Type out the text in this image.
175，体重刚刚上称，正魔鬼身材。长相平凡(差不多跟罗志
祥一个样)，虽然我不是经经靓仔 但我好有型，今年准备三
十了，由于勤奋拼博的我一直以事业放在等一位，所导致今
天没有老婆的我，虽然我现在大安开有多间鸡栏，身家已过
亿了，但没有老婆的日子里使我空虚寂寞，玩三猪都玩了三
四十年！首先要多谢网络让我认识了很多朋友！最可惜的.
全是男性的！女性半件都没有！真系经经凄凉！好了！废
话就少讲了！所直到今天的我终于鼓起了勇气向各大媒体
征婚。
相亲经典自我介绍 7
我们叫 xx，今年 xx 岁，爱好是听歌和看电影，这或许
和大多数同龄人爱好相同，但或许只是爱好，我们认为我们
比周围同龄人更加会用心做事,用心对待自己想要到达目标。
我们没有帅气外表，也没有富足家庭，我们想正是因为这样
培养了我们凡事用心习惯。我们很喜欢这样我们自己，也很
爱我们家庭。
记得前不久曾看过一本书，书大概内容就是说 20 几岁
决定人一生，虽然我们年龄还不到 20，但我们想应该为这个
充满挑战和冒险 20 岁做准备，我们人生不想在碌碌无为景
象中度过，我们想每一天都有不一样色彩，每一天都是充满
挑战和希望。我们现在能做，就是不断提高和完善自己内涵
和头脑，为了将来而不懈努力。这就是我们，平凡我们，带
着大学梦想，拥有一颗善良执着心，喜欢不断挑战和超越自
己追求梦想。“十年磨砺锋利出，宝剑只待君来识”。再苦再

★ ★ ★

THE EXERCISE >> Reproduce every entry shown above, precisely as it stands.

SOLUTION TO THIS EXERCISE >>
Type out the text in this image.
175，体重刚刚上称，正魔鬼身材。长相平凡(差不多跟罗志
祥一个样)，虽然我不是经经靓仔 但我好有型，今年准备三
十了，由于勤奋拼博的我一直以事业放在等一位，所导致今
天没有老婆的我，虽然我现在大安开有多间鸡栏，身家已过
亿了，但没有老婆的日子里使我空虚寂寞，玩三猪都玩了三
四十年！首先要多谢网络让我认识了很多朋友！最可惜的.
全是男性的！女性半件都没有！真系经经凄凉！好了！废
话就少讲了！所直到今天的我终于鼓起了勇气向各大媒体
征婚。
相亲经典自我介绍 7
我们叫 xx，今年 xx 岁，爱好是听歌和看电影，这或许
和大多数同龄人爱好相同，但或许只是爱好，我们认为我们
比周围同龄人更加会用心做事,用心对待自己想要到达目标。
我们没有帅气外表，也没有富足家庭，我们想正是因为这样
培养了我们凡事用心习惯。我们很喜欢这样我们自己，也很
爱我们家庭。
记得前不久曾看过一本书，书大概内容就是说 20 几岁
决定人一生，虽然我们年龄还不到 20，但我们想应该为这个
充满挑战和冒险 20 岁做准备，我们人生不想在碌碌无为景
象中度过，我们想每一天都有不一样色彩，每一天都是充满
挑战和希望。我们现在能做，就是不断提高和完善自己内涵
和头脑，为了将来而不懈努力。这就是我们，平凡我们，带
着大学梦想，拥有一颗善良执着心，喜欢不断挑战和超越自
己追求梦想。“十年磨砺锋利出，宝剑只待君来识”。再苦再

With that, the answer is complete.